- [TEXTE EXTRAIT]
***

L’heure est désormais venue de développer une politique réaliste et ambitieuse en matière de protection et de lutte contre les événements climatiques et leurs conséquences. Parallèlement, le travail de fond sur les causes de ces dérèglements doit être poursuivi et amplifié. (Applaudissements sur les travées du groupe Les Républicains.)

M. le président. La parole est à Mme la ministre.

Mme Élisabeth Borne, ministre de la transition écologique et solidaire. Monsieur le président, mesdames, messieurs les sénateurs, je remercie M. le président et Mme la rapporteure de la mission d’information, ainsi que l’ensemble des membres de celle-ci, d’avoir fait porter leurs travaux sur ce sujet important des risques climatiques.

Il est important, car ces risques affectent, sous des formes diverses, tous nos territoires. J’étais ce week-end en Guadeloupe, particulièrement exposée, notamment, aux cyclones, et la semaine dernière dans l’Hérault, frappé par des inondations très rapides. Mais ces risques affectent aussi nos côtes, sous l’effet de l’érosion marine, ou encore nos territoires plus continentaux, confrontés aux phénomènes de sécheresse et de pluies soudaines.

Il est aussi important en ce que ces risques peuvent engendrer de manière abrupte des situations de grande détresse chez nos concitoyens, nos agriculteurs, nos entreprises, mais aussi, plus globalement, nos collectivités et nos territoires, confrontés au constat d’avoir « tout perdu ».

Le rapport de la mission d’information l’illustre : ces risques et leurs impacts sont accrus sous l’effet du dérèglement climatique. Il nous faut donc renforcer nos démarches de prévention, mais aussi adapter nos dispositifs d’accompagnement et d’indemnisation. C’est le sens de l’action que mène avec détermination le Gouvernement.

***

- [DONNÉES FOURNIES]
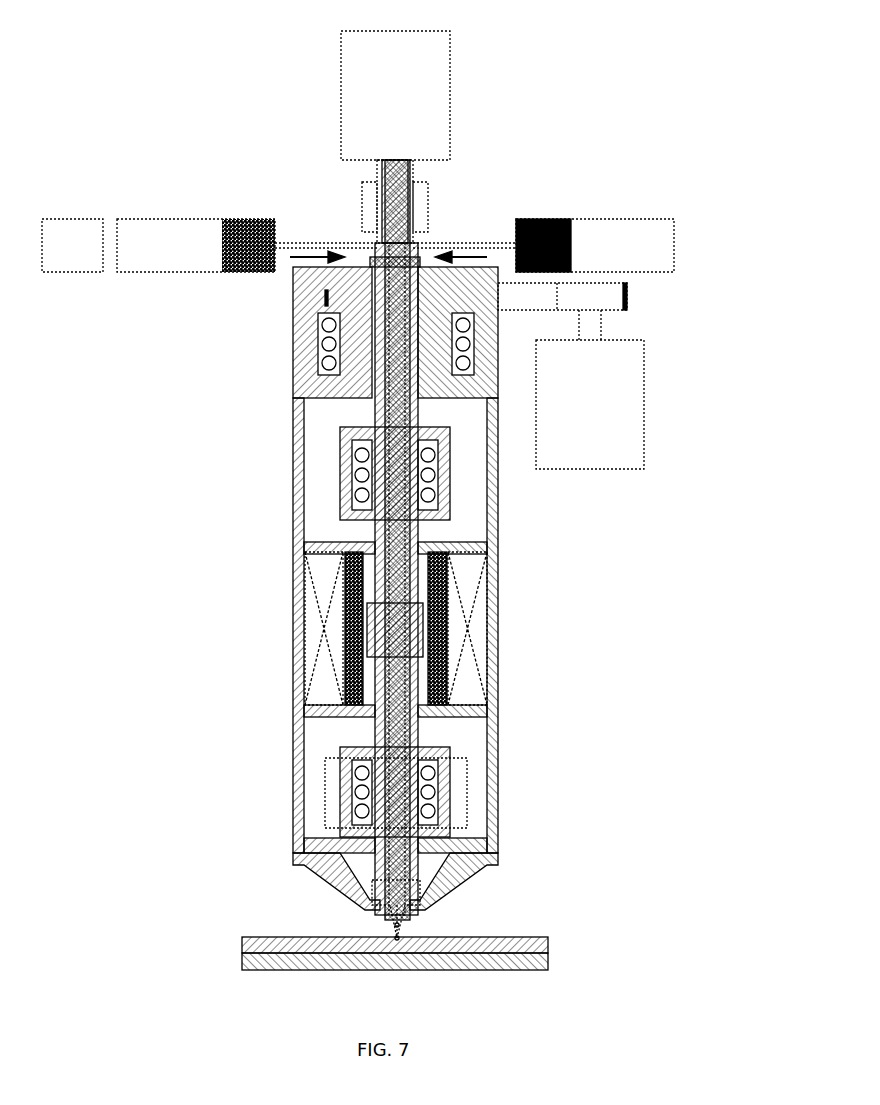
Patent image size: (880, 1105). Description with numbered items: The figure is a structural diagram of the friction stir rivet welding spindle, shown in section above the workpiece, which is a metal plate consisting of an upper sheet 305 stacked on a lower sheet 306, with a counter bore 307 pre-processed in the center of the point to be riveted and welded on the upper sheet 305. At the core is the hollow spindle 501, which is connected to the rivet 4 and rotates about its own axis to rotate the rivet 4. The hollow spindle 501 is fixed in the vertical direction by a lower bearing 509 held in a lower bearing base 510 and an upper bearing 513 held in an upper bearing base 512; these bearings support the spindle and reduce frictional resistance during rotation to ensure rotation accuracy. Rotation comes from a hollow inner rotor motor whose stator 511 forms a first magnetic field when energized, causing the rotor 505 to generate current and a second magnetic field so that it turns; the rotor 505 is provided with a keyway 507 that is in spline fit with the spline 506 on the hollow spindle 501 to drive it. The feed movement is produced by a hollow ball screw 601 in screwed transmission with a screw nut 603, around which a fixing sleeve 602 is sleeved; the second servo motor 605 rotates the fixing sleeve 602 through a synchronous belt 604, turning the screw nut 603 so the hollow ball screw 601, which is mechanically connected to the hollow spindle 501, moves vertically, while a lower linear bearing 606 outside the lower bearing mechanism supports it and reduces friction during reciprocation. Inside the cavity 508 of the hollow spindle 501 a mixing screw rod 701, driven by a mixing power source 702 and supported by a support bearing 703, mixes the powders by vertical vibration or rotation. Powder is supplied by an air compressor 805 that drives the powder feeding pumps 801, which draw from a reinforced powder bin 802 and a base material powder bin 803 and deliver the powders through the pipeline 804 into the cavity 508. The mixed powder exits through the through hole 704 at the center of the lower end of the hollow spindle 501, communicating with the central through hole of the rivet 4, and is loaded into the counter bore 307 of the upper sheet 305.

***

- [CONSIGNE]
Transcrivez, s'il vous plaît, le texte extrait en entier et sans aucune modification. Appuyez-vous uniquement sur le texte extrait.

- [RÉPONSE ATTENDUE]
L’heure est désormais venue de développer une politique réaliste et ambitieuse en matière de protection et de lutte contre les événements climatiques et leurs conséquences. Parallèlement, le travail de fond sur les causes de ces dérèglements doit être poursuivi et amplifié. (Applaudissements sur les travées du groupe Les Républicains.)

M. le président. La parole est à Mme la ministre.

Mme Élisabeth Borne, ministre de la transition écologique et solidaire. Monsieur le président, mesdames, messieurs les sénateurs, je remercie M. le président et Mme la rapporteure de la mission d’information, ainsi que l’ensemble des membres de celle-ci, d’avoir fait porter leurs travaux sur ce sujet important des risques climatiques.

Il est important, car ces risques affectent, sous des formes diverses, tous nos territoires. J’étais ce week-end en Guadeloupe, particulièrement exposée, notamment, aux cyclones, et la semaine dernière dans l’Hérault, frappé par des inondations très rapides. Mais ces risques affectent aussi nos côtes, sous l’effet de l’érosion marine, ou encore nos territoires plus continentaux, confrontés aux phénomènes de sécheresse et de pluies soudaines.

Il est aussi important en ce que ces risques peuvent engendrer de manière abrupte des situations de grande détresse chez nos concitoyens, nos agriculteurs, nos entreprises, mais aussi, plus globalement, nos collectivités et nos territoires, confrontés au constat d’avoir « tout perdu ».

Le rapport de la mission d’information l’illustre : ces risques et leurs impacts sont accrus sous l’effet du dérèglement climatique. Il nous faut donc renforcer nos démarches de prévention, mais aussi adapter nos dispositifs d’accompagnement et d’indemnisation. C’est le sens de l’action que mène avec détermination le Gouvernement.